====== Excerpt to read

Logical Inductors Converge to Correlated Equilibria (Kinda)

AI ALIGNMENT FORUM
AF

Logical Inductors Converge to Correlated Equilibria (Kinda) — AI Alignment Forum

Logical inductors of "similar strength", playing against each other in a repeated game, will converge to correlated equilibria of the one-shot game, for the same reason that players that react to the past plays of their opponent converge to correlated equilibria. In fact, this proof is essentially just the proof from Calibrated Learning and Correlated Equilibrium by Forster (1997), adapted to a logical inductor setting.

However, there are two complications. The first complication is large differences in power between the logical inductors. To be specific, imagine a logical inductor playing matching pennies against another logical inductor of great strength that can simulate what the highest-valued action will be (though not the exploration steps). Also, the outcome {heads,heads}is assigned $ϵ$ utility, while {tails,tails}is 0 utility. This is essentially a Death-in-Damascus scenario. The unique Nash equilibria is randomizing at approximately 50/50 odds, but in repeated plays of this game with density-zero exploration, the best move is to just play heads to get the $ϵ$ utility, because the inductor can't fool its opponent except on days where it explores, which happen with asymptotic frequency 0. So sufficiently large differences in power between the inductors can lead to results that aren't Nash or correlated equilibria.

As such, in order to guarantee correlated equilibria, we will need to make a "no subjective dependencies" assumption. More precisely, in the limit, conditioning on your own move can't shift your probabilities of your opponent's move. The $ϵ$ -matching pennies against a powerful predictor game fails this, because the expected utility of the agent (conditional on it playing "tails") must be $ϵ$ (if it was less than $ϵ$ , the utility would go up because of exploration steps where it fools the opponent, so the limiting behavior is playing "tails" with probability limiting to 0, and $ϵ$ of those plays of "tails" are ones where it succesfully fools the opponent due to exploration). So, conditional on playing "tails", the probability of the opponent playing "tails" is about $1 - ϵ$ . Conditional on playing "heads", the probability of the opponent playing "tails" is 0.

The second complication is that all Nash equilibria are correlated equilibria, so maybe logical inductors converge to Nash equilibria in most cases. In general, I don't expect this, because it's possible for a game to have a unique Nash equilibria s.t. playing best-responses to the prediction of the opponent doesn't converge to that equilibrium, because the equilibrium is unstable (small divergences from the equilibrium mean that the incentive gradients point further away from the equilibrium in all directions). My next direction after this will be to attempt to adapt one of these proofs to the logical inductor setting.

For the moment, an (admittedly rather contrived) example of the game of Chicken shows that it's possible to converge to a correlated equilibrium that isn't a Nash equilibrium, and there are intuitive reasons to expect this to happen generally. It's still a Nash equilibrium of the infinitely repeated game, however.

============

* _Requirements_:
1. In the post on logical inductors and correlated equilibria, which earlier paper is the proof adapted from?
2. Pick up the post on logical inductors and correlated equilibria after its final sentence and keep writing it.

====== Collected material

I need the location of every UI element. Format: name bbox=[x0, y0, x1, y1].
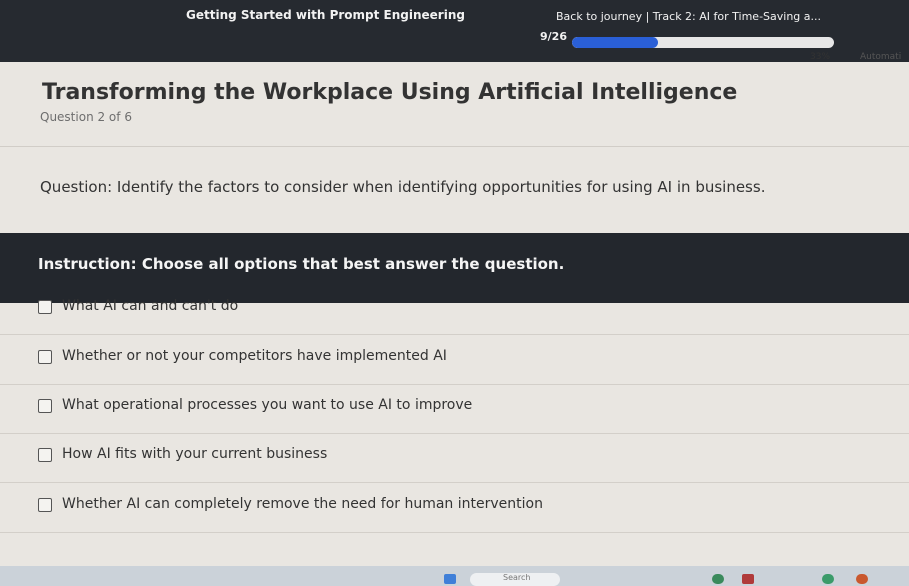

============

* _Outputs_:
1. Calibrated Learning and Correlated Equilibrium by Forster (1997).

2.
On to the proof.

#Notation

$P_{h}$ is player $h$ . There are finitely many players. (the letters $i$ and $j$ are taken already)

$S_{h}$ is the finite set of actions for $P_{h}$ . We will assume that all players only have finitely many actions available.

$S := \prod_{h \in H} S_{h}$ , it is the set of joint outcomes.

$i j \in S$ is a specific outcome, given by $P_{1}$ selecting action $j$ , and everyone else in the game selecting outcome $i$ . It will be convenient to view the game as a 2-player game, with player 1 vs. player "everyone else", whose moves are indexed by $i$ .

$a_{j} \in S_{1}$ is the j'th action for player 1.

$P : S \to [0, 1]$ is some assignment of prices to all possible outcomes of the game, interpreted as a $n \times m$ matrix, as in the previous post.

$P := [0, 1]^{S}$ . It is the space of price matrices. A point in this space is denoted by $p$ , while $P$ is the corresponding matrix.

$P^{Δ} \subset P$ is the set of all price matrices that actually correspond to a probability distribution. The prices of the logical inductor will converge to this set.

$≃_{t}$ denotes two equations limiting to each other as the variable $t$ limits to infinity.

$i n d (i j, k)$ is an indicator variable that's 1 when outcome $i j$ occurs on turn $k$ , and 0 otherwise.

$P^{t}$ is the matrix that corresponds to the empirical frequency, up to time $t$ , of the various joint outcomes. $P_{i j}^{t} := \frac{1}{t} \sum k \leq t i n d (i j, k)$

$| P_{j}^{t} |$ is the empirical frequency up to time $t$ of player $i$ taking action $a_{j}$ , obtained by summing over row $j$ in the matrix $P^{t}$ .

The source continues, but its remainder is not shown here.